┌──

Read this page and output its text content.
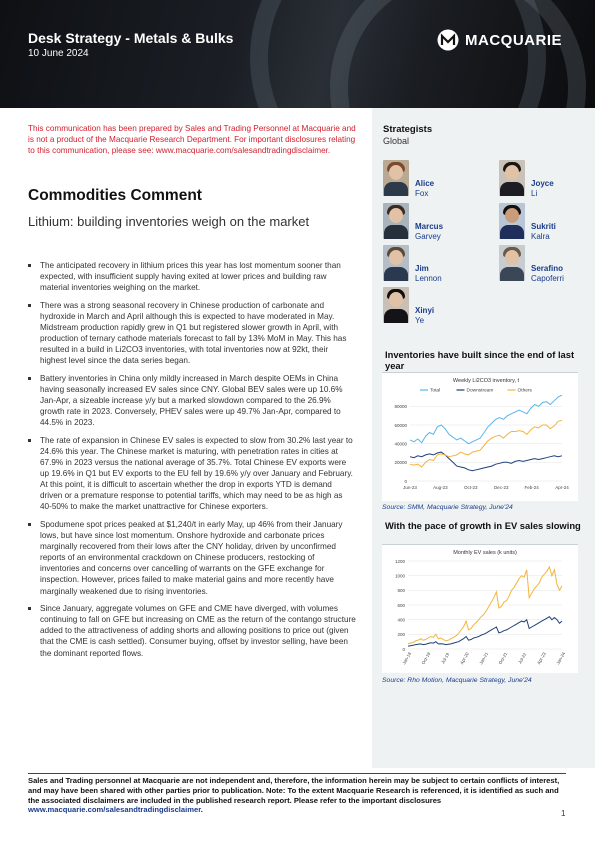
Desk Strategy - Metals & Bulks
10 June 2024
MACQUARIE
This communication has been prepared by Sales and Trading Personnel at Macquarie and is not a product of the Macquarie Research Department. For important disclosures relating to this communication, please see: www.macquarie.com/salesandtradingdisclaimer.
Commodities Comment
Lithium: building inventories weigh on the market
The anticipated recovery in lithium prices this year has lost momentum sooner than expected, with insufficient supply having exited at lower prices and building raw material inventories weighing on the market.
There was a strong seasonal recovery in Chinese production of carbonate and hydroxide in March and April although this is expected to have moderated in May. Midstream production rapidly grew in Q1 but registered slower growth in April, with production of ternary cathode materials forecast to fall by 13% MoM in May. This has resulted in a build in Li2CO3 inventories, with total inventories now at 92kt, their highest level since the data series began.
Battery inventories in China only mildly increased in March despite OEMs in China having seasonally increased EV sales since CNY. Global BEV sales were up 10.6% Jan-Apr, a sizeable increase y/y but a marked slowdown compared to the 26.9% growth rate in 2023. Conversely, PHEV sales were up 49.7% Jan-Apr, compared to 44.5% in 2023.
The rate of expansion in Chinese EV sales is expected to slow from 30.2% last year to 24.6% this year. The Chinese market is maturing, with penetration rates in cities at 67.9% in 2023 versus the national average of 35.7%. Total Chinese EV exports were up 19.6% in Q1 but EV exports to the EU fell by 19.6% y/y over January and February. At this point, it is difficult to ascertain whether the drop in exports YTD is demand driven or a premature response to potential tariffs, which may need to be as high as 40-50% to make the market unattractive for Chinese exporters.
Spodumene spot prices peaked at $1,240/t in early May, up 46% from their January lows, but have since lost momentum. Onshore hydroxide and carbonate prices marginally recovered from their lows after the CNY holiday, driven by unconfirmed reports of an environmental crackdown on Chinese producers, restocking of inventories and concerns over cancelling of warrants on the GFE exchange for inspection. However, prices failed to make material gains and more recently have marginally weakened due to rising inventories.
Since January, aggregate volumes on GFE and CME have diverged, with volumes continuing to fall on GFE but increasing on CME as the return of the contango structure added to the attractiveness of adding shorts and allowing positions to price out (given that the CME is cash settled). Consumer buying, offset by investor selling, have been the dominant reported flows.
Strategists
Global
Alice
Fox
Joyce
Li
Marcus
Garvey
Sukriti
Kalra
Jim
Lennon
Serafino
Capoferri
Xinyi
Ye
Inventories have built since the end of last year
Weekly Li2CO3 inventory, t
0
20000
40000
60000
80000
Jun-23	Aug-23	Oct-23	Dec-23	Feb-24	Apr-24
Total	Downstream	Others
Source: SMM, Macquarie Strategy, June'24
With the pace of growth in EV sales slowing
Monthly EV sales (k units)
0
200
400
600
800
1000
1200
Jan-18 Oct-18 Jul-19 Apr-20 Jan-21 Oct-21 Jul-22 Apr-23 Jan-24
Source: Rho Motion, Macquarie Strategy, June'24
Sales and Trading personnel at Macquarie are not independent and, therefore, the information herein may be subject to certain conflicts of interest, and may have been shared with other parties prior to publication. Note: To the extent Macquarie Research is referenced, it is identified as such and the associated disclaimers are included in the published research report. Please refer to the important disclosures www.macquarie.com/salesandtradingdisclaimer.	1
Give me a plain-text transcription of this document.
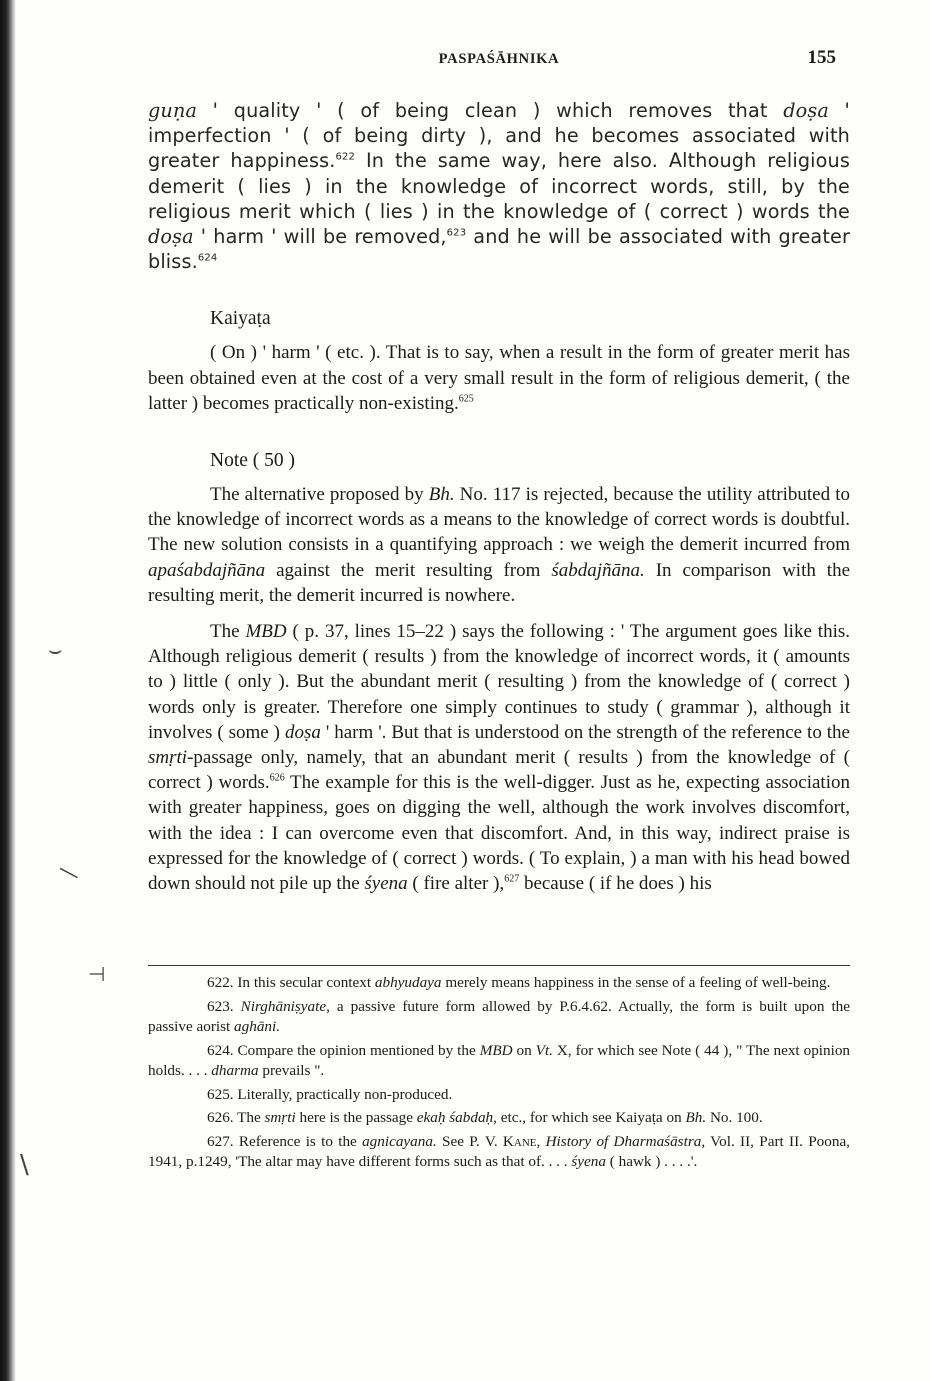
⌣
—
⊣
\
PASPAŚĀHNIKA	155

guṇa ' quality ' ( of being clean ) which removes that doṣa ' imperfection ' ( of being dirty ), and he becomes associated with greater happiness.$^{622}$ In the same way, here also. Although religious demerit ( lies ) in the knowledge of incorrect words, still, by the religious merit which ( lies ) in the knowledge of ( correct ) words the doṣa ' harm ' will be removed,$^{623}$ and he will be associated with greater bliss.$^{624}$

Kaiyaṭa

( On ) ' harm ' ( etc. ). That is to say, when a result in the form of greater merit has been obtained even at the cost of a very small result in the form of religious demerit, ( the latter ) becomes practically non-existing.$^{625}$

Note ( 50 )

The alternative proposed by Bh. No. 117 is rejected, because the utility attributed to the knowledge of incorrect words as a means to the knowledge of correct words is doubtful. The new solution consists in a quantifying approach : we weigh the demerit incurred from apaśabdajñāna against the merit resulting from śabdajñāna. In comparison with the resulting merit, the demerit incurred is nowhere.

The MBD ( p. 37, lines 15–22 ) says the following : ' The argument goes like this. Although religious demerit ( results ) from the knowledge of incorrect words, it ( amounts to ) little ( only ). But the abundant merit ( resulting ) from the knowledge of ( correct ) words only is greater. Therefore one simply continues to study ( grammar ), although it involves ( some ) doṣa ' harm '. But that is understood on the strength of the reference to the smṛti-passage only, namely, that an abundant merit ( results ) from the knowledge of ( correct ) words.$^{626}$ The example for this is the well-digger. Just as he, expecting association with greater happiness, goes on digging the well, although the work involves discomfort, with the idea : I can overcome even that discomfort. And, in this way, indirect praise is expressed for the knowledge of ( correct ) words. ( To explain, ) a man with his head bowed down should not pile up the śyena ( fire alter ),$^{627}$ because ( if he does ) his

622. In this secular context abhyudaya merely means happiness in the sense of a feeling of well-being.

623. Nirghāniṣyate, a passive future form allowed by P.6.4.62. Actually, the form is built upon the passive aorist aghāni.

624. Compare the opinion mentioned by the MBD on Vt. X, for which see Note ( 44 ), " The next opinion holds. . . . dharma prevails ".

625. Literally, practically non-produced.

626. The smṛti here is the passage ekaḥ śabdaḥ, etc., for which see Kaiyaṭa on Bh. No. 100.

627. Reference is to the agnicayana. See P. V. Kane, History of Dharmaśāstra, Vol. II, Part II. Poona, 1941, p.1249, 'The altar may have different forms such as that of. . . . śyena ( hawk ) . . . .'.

└──

Look through the lines above and collect those with the word "Global".

Battery inventories in China only mildly increased in March despite OEMs in China having seasonally increased EV sales since CNY. Global BEV sales were up 10.6% Jan-Apr, a sizeable increase y/y but a marked slowdown compared to the 26.9% growth rate in 2023. Conversely, PHEV sales were up 49.7% Jan-Apr, compared to 44.5% in 2023.
Global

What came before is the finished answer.